Would you repeat the listing exactly but omit every picture?

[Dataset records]
=-=-=

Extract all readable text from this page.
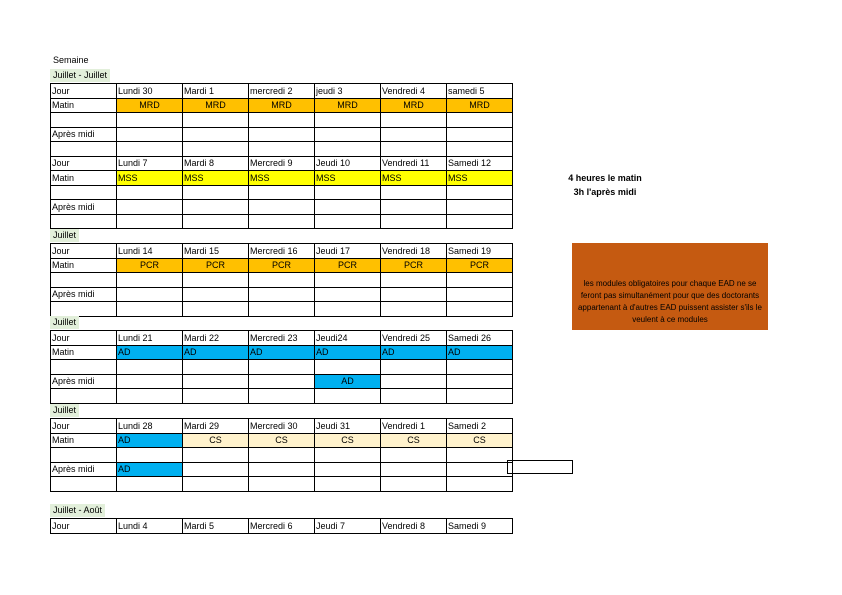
Semaine
Juillet - Juillet
Jour	Lundi 30	Mardi 1	mercredi 2	jeudi 3	Vendredi 4	samedi 5
Matin	MRD	MRD	MRD	MRD	MRD	MRD

Après midi						

Jour	Lundi 7	Mardi 8	Mercredi 9	Jeudi 10	Vendredi 11	Samedi 12
Matin	MSS	MSS	MSS	MSS	MSS	MSS

Après midi						

Juillet
Jour	Lundi 14	Mardi 15	Mercredi 16	Jeudi 17	Vendredi 18	Samedi 19
Matin	PCR	PCR	PCR	PCR	PCR	PCR

Après midi						

Juillet
Jour	Lundi 21	Mardi 22	Mercredi 23	Jeudi24	Vendredi 25	Samedi 26
Matin	AD	AD	AD	AD	AD	AD

Après midi				AD		

Juillet
Jour	Lundi 28	Mardi 29	Mercredi 30	Jeudi 31	Vendredi 1	Samedi 2
Matin	AD	CS	CS	CS	CS	CS

Après midi	AD					

Juillet - Août
Jour	Lundi 4	Mardi 5	Mercredi 6	Jeudi 7	Vendredi 8	Samedi 9
4 heures le matin
3h l'après midi
les modules obligatoires pour chaque EAD ne se feront pas simultanément pour que des doctorants appartenant à d'autres EAD puissent assister s'ils le veulent à ce modules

=-=-=

▶ SOLUTION FOR THIS TASK
Extract all readable text from this page.
Semaine
Juillet - Juillet
Jour	Lundi 30	Mardi 1	mercredi 2	jeudi 3	Vendredi 4	samedi 5
Matin	MRD	MRD	MRD	MRD	MRD	MRD

Après midi						

Jour	Lundi 7	Mardi 8	Mercredi 9	Jeudi 10	Vendredi 11	Samedi 12
Matin	MSS	MSS	MSS	MSS	MSS	MSS

Après midi						

Juillet
Jour	Lundi 14	Mardi 15	Mercredi 16	Jeudi 17	Vendredi 18	Samedi 19
Matin	PCR	PCR	PCR	PCR	PCR	PCR

Après midi						

Juillet
Jour	Lundi 21	Mardi 22	Mercredi 23	Jeudi24	Vendredi 25	Samedi 26
Matin	AD	AD	AD	AD	AD	AD

Après midi				AD		

Juillet
Jour	Lundi 28	Mardi 29	Mercredi 30	Jeudi 31	Vendredi 1	Samedi 2
Matin	AD	CS	CS	CS	CS	CS

Après midi	AD					

Juillet - Août
Jour	Lundi 4	Mardi 5	Mercredi 6	Jeudi 7	Vendredi 8	Samedi 9
4 heures le matin
3h l'après midi
les modules obligatoires pour chaque EAD ne se feront pas simultanément pour que des doctorants appartenant à d'autres EAD puissent assister s'ils le veulent à ce modules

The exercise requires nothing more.